→ EXERCISE DIRECTIONS
Copy every line in which the string "wereld" occurs.

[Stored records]

┌──

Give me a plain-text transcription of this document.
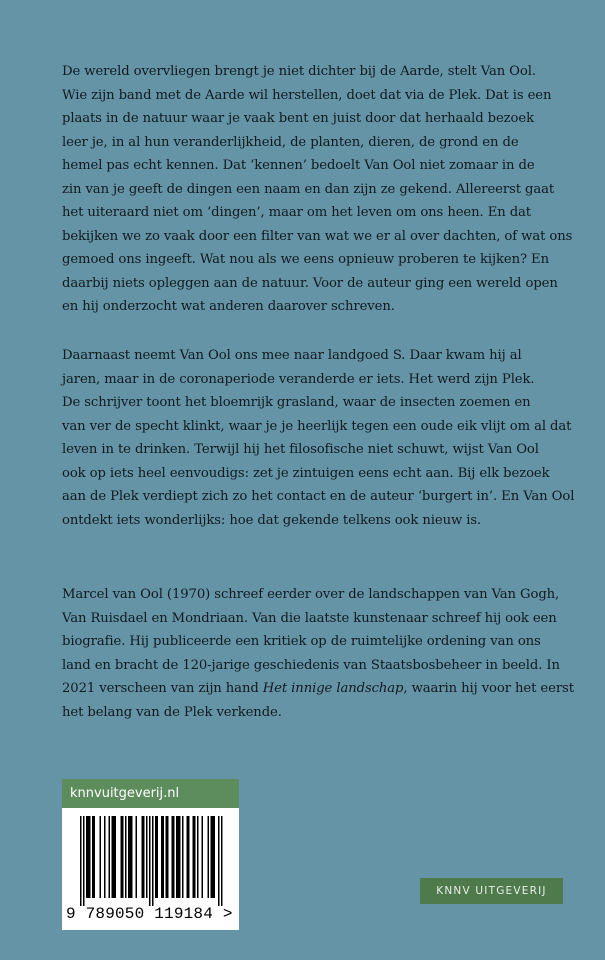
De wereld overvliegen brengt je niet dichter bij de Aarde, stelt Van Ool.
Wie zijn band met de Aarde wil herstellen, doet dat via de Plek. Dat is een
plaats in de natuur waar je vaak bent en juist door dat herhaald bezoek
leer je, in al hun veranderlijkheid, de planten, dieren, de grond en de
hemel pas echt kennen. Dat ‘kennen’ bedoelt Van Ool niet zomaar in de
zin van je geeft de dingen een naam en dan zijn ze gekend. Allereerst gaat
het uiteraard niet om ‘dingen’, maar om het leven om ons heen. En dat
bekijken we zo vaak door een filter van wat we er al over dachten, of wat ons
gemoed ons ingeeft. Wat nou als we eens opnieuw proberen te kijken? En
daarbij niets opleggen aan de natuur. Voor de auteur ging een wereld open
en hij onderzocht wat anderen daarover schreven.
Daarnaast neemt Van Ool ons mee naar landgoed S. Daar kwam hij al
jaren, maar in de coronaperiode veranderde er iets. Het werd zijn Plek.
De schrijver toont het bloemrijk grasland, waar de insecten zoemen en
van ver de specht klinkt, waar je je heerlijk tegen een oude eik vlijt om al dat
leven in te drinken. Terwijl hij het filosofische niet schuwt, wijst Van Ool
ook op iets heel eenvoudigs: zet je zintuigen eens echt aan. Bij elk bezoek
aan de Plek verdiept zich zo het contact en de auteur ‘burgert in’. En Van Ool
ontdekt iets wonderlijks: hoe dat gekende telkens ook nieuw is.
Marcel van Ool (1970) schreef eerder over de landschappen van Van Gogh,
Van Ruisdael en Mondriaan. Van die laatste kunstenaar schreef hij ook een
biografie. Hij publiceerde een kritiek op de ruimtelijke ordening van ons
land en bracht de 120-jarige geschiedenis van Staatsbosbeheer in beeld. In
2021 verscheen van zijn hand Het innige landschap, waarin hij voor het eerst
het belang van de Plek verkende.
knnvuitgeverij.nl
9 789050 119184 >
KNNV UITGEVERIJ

└──

→ THE COMPLETED TASK
De wereld overvliegen brengt je niet dichter bij de Aarde, stelt Van Ool.
daarbij niets opleggen aan de natuur. Voor de auteur ging een wereld open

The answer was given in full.